[Start Material provided]

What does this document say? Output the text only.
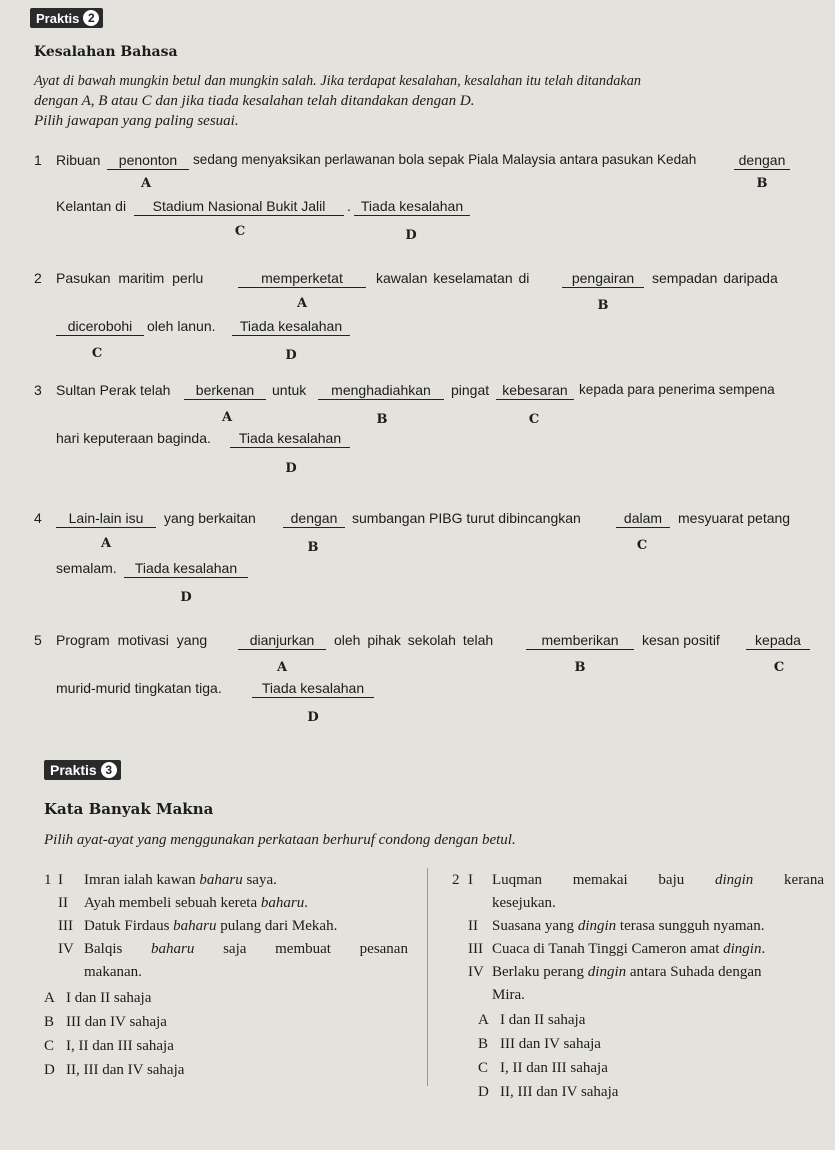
Praktis 2
Kesalahan Bahasa
Ayat di bawah mungkin betul dan mungkin salah. Jika terdapat kesalahan, kesalahan itu telah ditandakan
dengan A, B atau C dan jika tiada kesalahan telah ditandakan dengan D.
Pilih jawapan yang paling sesuai.
1 Ribuan	penonton
A
sedang menyaksikan perlawanan bola sepak Piala Malaysia antara pasukan Kedah	dengan
B
Kelantan di	Stadium Nasional Bukit Jalil
C
. Tiada kesalahan
D
2 Pasukan maritim perlu	memperketat
A
kawalan keselamatan di	pengairan
B
sempadan daripada
dicerobohi
C
oleh lanun.	Tiada kesalahan
D
3 Sultan Perak telah	berkenan
A
untuk	menghadiahkan
B
pingat kebesaran
C
kepada para penerima sempena
hari keputeraan baginda.	Tiada kesalahan
D
4	Lain-lain isu
A
yang berkaitan	dengan
B
sumbangan PIBG turut dibincangkan	dalam
C
mesyuarat petang
semalam.	Tiada kesalahan
D
5 Program motivasi yang	dianjurkan
A
oleh pihak sekolah telah	memberikan
B
kesan positif	kepada
C
murid-murid tingkatan tiga.	Tiada kesalahan
D
Praktis 3
Kata Banyak Makna
Pilih ayat-ayat yang menggunakan perkataan berhuruf condong dengan betul.
1 I Imran ialah kawan baharu saya.
II Ayah membeli sebuah kereta baharu.
III Datuk Firdaus baharu pulang dari Mekah.
IV Balqis baharu saja membuat pesanan
makanan.
A I dan II sahaja
B III dan IV sahaja
C I, II dan III sahaja
D II, III dan IV sahaja
2 I Luqman memakai baju dingin kerana
kesejukan.
II Suasana yang dingin terasa sungguh nyaman.
III Cuaca di Tanah Tinggi Cameron amat dingin.
IV Berlaku perang dingin antara Suhada dengan
Mira.
A I dan II sahaja
B III dan IV sahaja
C I, II dan III sahaja
D II, III dan IV sahaja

[End Material provided]

Restate each of the entries above word for word and skip every image.

> _Result for this exercise_
What does this document say? Output the text only.
Praktis 2
Kesalahan Bahasa
Ayat di bawah mungkin betul dan mungkin salah. Jika terdapat kesalahan, kesalahan itu telah ditandakan
dengan A, B atau C dan jika tiada kesalahan telah ditandakan dengan D.
Pilih jawapan yang paling sesuai.
1 Ribuan	penonton
A
sedang menyaksikan perlawanan bola sepak Piala Malaysia antara pasukan Kedah	dengan
B
Kelantan di	Stadium Nasional Bukit Jalil
C
. Tiada kesalahan
D
2 Pasukan maritim perlu	memperketat
A
kawalan keselamatan di	pengairan
B
sempadan daripada
dicerobohi
C
oleh lanun.	Tiada kesalahan
D
3 Sultan Perak telah	berkenan
A
untuk	menghadiahkan
B
pingat kebesaran
C
kepada para penerima sempena
hari keputeraan baginda.	Tiada kesalahan
D
4	Lain-lain isu
A
yang berkaitan	dengan
B
sumbangan PIBG turut dibincangkan	dalam
C
mesyuarat petang
semalam.	Tiada kesalahan
D
5 Program motivasi yang	dianjurkan
A
oleh pihak sekolah telah	memberikan
B
kesan positif	kepada
C
murid-murid tingkatan tiga.	Tiada kesalahan
D
Praktis 3
Kata Banyak Makna
Pilih ayat-ayat yang menggunakan perkataan berhuruf condong dengan betul.
1 I Imran ialah kawan baharu saya.
II Ayah membeli sebuah kereta baharu.
III Datuk Firdaus baharu pulang dari Mekah.
IV Balqis baharu saja membuat pesanan
makanan.
A I dan II sahaja
B III dan IV sahaja
C I, II dan III sahaja
D II, III dan IV sahaja
2 I Luqman memakai baju dingin kerana
kesejukan.
II Suasana yang dingin terasa sungguh nyaman.
III Cuaca di Tanah Tinggi Cameron amat dingin.
IV Berlaku perang dingin antara Suhada dengan
Mira.
A I dan II sahaja
B III dan IV sahaja
C I, II dan III sahaja
D II, III dan IV sahaja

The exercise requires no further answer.